Work to be completed => Your copy of the material below should match it exactly, except that it holds no pictures.

Rows from a dataset
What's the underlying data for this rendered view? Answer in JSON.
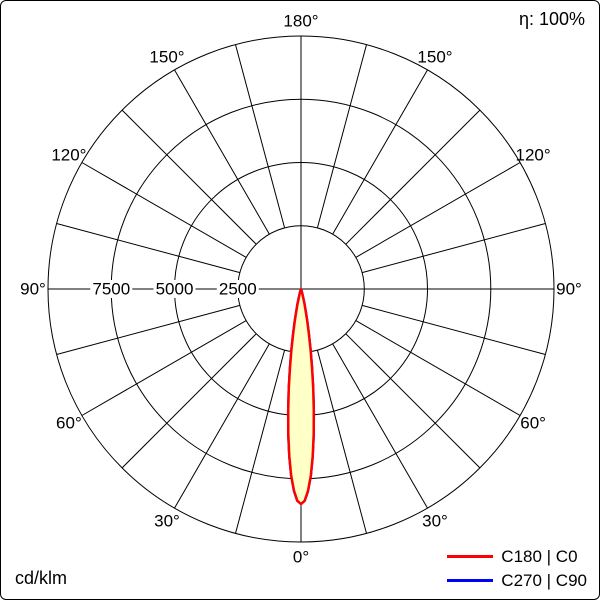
{
  "page": {
    "efficiency_label": "η: 100%",
    "units_label": "cd/klm"
  },
  "chart_data": {
    "type": "polar-line",
    "description": "Luminous intensity distribution curve, 0° at bottom (nadir), values in cd/klm",
    "units": "cd/klm",
    "max_value": 10000,
    "ring_values": [
      2500,
      5000,
      7500,
      10000
    ],
    "ring_axis_labels": [
      "7500",
      "5000",
      "2500"
    ],
    "spoke_step_deg": 15,
    "grid_color": "#000000",
    "angle_labels": [
      {
        "pos_deg_from_top": 0,
        "label": "180°"
      },
      {
        "pos_deg_from_top": 30,
        "label": "150°"
      },
      {
        "pos_deg_from_top": 60,
        "label": "120°"
      },
      {
        "pos_deg_from_top": 90,
        "label": "90°"
      },
      {
        "pos_deg_from_top": 120,
        "label": "60°"
      },
      {
        "pos_deg_from_top": 150,
        "label": "30°"
      },
      {
        "pos_deg_from_top": 180,
        "label": "0°"
      },
      {
        "pos_deg_from_top": 210,
        "label": "30°"
      },
      {
        "pos_deg_from_top": 240,
        "label": "60°"
      },
      {
        "pos_deg_from_top": 270,
        "label": "90°"
      },
      {
        "pos_deg_from_top": 300,
        "label": "120°"
      },
      {
        "pos_deg_from_top": 330,
        "label": "150°"
      }
    ],
    "series": [
      {
        "name": "C180 | C0",
        "color": "#ff0000",
        "fill": "#ffffc8",
        "gamma_deg": [
          0,
          1,
          2,
          3,
          4,
          5,
          6,
          7,
          8,
          9,
          10,
          11,
          12,
          13,
          14,
          15,
          16,
          17,
          18,
          19,
          20
        ],
        "values_cd_klm": [
          8500,
          8370,
          7980,
          7390,
          6620,
          5750,
          4840,
          3950,
          3130,
          2400,
          1780,
          1280,
          900,
          610,
          400,
          250,
          160,
          95,
          55,
          30,
          15
        ]
      },
      {
        "name": "C270 | C90",
        "color": "#0000ff",
        "fill": "none",
        "gamma_deg": [
          0,
          1,
          2,
          3,
          4,
          5,
          6,
          7,
          8,
          9,
          10,
          11,
          12,
          13,
          14,
          15,
          16,
          17,
          18,
          19,
          20
        ],
        "values_cd_klm": [
          8500,
          8370,
          7980,
          7390,
          6620,
          5750,
          4840,
          3950,
          3130,
          2400,
          1780,
          1280,
          900,
          610,
          400,
          250,
          160,
          95,
          55,
          30,
          15
        ]
      }
    ]
  }
}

Answer to the exercise =>
What's the underlying data for this rendered view? Answer in JSON.
{
  "page": {
    "efficiency_label": "η: 100%",
    "units_label": "cd/klm"
  },
  "chart_data": {
    "type": "polar-line",
    "description": "Luminous intensity distribution curve, 0° at bottom (nadir), values in cd/klm",
    "units": "cd/klm",
    "max_value": 10000,
    "ring_values": [
      2500,
      5000,
      7500,
      10000
    ],
    "ring_axis_labels": [
      "7500",
      "5000",
      "2500"
    ],
    "spoke_step_deg": 15,
    "grid_color": "#000000",
    "angle_labels": [
      {
        "pos_deg_from_top": 0,
        "label": "180°"
      },
      {
        "pos_deg_from_top": 30,
        "label": "150°"
      },
      {
        "pos_deg_from_top": 60,
        "label": "120°"
      },
      {
        "pos_deg_from_top": 90,
        "label": "90°"
      },
      {
        "pos_deg_from_top": 120,
        "label": "60°"
      },
      {
        "pos_deg_from_top": 150,
        "label": "30°"
      },
      {
        "pos_deg_from_top": 180,
        "label": "0°"
      },
      {
        "pos_deg_from_top": 210,
        "label": "30°"
      },
      {
        "pos_deg_from_top": 240,
        "label": "60°"
      },
      {
        "pos_deg_from_top": 270,
        "label": "90°"
      },
      {
        "pos_deg_from_top": 300,
        "label": "120°"
      },
      {
        "pos_deg_from_top": 330,
        "label": "150°"
      }
    ],
    "series": [
      {
        "name": "C180 | C0",
        "color": "#ff0000",
        "fill": "#ffffc8",
        "gamma_deg": [
          0,
          1,
          2,
          3,
          4,
          5,
          6,
          7,
          8,
          9,
          10,
          11,
          12,
          13,
          14,
          15,
          16,
          17,
          18,
          19,
          20
        ],
        "values_cd_klm": [
          8500,
          8370,
          7980,
          7390,
          6620,
          5750,
          4840,
          3950,
          3130,
          2400,
          1780,
          1280,
          900,
          610,
          400,
          250,
          160,
          95,
          55,
          30,
          15
        ]
      },
      {
        "name": "C270 | C90",
        "color": "#0000ff",
        "fill": "none",
        "gamma_deg": [
          0,
          1,
          2,
          3,
          4,
          5,
          6,
          7,
          8,
          9,
          10,
          11,
          12,
          13,
          14,
          15,
          16,
          17,
          18,
          19,
          20
        ],
        "values_cd_klm": [
          8500,
          8370,
          7980,
          7390,
          6620,
          5750,
          4840,
          3950,
          3130,
          2400,
          1780,
          1280,
          900,
          610,
          400,
          250,
          160,
          95,
          55,
          30,
          15
        ]
      }
    ]
  }
}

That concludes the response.